**Set problem**
Write out the full listing again, exactly as it stands.

**Dataset entries**
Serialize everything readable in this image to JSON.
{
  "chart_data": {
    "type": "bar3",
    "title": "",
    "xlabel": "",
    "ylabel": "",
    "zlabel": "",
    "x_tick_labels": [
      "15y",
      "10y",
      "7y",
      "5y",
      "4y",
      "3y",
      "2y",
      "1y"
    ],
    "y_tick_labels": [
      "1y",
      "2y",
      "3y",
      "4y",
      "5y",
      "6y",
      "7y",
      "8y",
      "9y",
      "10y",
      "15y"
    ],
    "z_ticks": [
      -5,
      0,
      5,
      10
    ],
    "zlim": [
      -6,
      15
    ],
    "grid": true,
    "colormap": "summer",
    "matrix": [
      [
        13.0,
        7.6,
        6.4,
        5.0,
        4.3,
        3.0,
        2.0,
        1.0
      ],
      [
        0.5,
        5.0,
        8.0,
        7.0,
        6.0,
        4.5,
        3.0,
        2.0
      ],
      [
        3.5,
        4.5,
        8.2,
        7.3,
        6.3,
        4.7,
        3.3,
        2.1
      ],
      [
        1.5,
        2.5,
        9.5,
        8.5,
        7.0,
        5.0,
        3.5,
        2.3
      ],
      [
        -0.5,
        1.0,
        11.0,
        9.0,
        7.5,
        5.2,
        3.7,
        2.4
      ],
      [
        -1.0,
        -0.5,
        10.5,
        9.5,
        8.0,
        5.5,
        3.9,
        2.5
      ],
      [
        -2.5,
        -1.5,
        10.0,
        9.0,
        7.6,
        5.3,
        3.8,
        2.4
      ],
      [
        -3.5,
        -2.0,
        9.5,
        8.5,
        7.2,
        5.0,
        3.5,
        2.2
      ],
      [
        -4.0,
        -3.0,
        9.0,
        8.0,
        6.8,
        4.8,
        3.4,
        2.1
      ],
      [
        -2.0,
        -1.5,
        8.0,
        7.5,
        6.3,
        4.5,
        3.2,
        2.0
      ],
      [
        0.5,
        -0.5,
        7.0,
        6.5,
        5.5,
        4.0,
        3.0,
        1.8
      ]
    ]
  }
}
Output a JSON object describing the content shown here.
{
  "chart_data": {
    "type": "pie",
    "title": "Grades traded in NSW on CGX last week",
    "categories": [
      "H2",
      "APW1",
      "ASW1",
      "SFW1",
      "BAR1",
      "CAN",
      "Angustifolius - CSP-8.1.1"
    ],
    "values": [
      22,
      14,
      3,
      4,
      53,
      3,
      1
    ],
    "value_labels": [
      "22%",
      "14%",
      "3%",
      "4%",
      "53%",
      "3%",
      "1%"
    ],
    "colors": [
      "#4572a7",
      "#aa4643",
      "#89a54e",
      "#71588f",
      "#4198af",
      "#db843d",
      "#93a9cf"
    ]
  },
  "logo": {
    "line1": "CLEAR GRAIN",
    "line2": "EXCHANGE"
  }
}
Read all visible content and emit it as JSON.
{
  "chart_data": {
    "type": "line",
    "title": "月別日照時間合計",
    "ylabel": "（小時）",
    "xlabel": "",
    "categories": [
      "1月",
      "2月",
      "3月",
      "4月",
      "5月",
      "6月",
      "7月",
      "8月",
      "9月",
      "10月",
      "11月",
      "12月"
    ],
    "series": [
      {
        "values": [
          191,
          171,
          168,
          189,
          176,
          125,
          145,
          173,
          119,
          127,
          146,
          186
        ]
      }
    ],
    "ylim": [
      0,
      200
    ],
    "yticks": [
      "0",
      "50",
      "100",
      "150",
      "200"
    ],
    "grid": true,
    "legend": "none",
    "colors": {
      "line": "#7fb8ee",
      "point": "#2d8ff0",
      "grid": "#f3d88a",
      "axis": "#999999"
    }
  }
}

**Completed exercise**
Serialize everything readable in this image to JSON.
{
  "chart_data": {
    "type": "bar3",
    "title": "",
    "xlabel": "",
    "ylabel": "",
    "zlabel": "",
    "x_tick_labels": [
      "15y",
      "10y",
      "7y",
      "5y",
      "4y",
      "3y",
      "2y",
      "1y"
    ],
    "y_tick_labels": [
      "1y",
      "2y",
      "3y",
      "4y",
      "5y",
      "6y",
      "7y",
      "8y",
      "9y",
      "10y",
      "15y"
    ],
    "z_ticks": [
      -5,
      0,
      5,
      10
    ],
    "zlim": [
      -6,
      15
    ],
    "grid": true,
    "colormap": "summer",
    "matrix": [
      [
        13.0,
        7.6,
        6.4,
        5.0,
        4.3,
        3.0,
        2.0,
        1.0
      ],
      [
        0.5,
        5.0,
        8.0,
        7.0,
        6.0,
        4.5,
        3.0,
        2.0
      ],
      [
        3.5,
        4.5,
        8.2,
        7.3,
        6.3,
        4.7,
        3.3,
        2.1
      ],
      [
        1.5,
        2.5,
        9.5,
        8.5,
        7.0,
        5.0,
        3.5,
        2.3
      ],
      [
        -0.5,
        1.0,
        11.0,
        9.0,
        7.5,
        5.2,
        3.7,
        2.4
      ],
      [
        -1.0,
        -0.5,
        10.5,
        9.5,
        8.0,
        5.5,
        3.9,
        2.5
      ],
      [
        -2.5,
        -1.5,
        10.0,
        9.0,
        7.6,
        5.3,
        3.8,
        2.4
      ],
      [
        -3.5,
        -2.0,
        9.5,
        8.5,
        7.2,
        5.0,
        3.5,
        2.2
      ],
      [
        -4.0,
        -3.0,
        9.0,
        8.0,
        6.8,
        4.8,
        3.4,
        2.1
      ],
      [
        -2.0,
        -1.5,
        8.0,
        7.5,
        6.3,
        4.5,
        3.2,
        2.0
      ],
      [
        0.5,
        -0.5,
        7.0,
        6.5,
        5.5,
        4.0,
        3.0,
        1.8
      ]
    ]
  }
}
Output a JSON object describing the content shown here.
{
  "chart_data": {
    "type": "pie",
    "title": "Grades traded in NSW on CGX last week",
    "categories": [
      "H2",
      "APW1",
      "ASW1",
      "SFW1",
      "BAR1",
      "CAN",
      "Angustifolius - CSP-8.1.1"
    ],
    "values": [
      22,
      14,
      3,
      4,
      53,
      3,
      1
    ],
    "value_labels": [
      "22%",
      "14%",
      "3%",
      "4%",
      "53%",
      "3%",
      "1%"
    ],
    "colors": [
      "#4572a7",
      "#aa4643",
      "#89a54e",
      "#71588f",
      "#4198af",
      "#db843d",
      "#93a9cf"
    ]
  },
  "logo": {
    "line1": "CLEAR GRAIN",
    "line2": "EXCHANGE"
  }
}
Read all visible content and emit it as JSON.
{
  "chart_data": {
    "type": "line",
    "title": "月別日照時間合計",
    "ylabel": "（小時）",
    "xlabel": "",
    "categories": [
      "1月",
      "2月",
      "3月",
      "4月",
      "5月",
      "6月",
      "7月",
      "8月",
      "9月",
      "10月",
      "11月",
      "12月"
    ],
    "series": [
      {
        "values": [
          191,
          171,
          168,
          189,
          176,
          125,
          145,
          173,
          119,
          127,
          146,
          186
        ]
      }
    ],
    "ylim": [
      0,
      200
    ],
    "yticks": [
      "0",
      "50",
      "100",
      "150",
      "200"
    ],
    "grid": true,
    "legend": "none",
    "colors": {
      "line": "#7fb8ee",
      "point": "#2d8ff0",
      "grid": "#f3d88a",
      "axis": "#999999"
    }
  }
}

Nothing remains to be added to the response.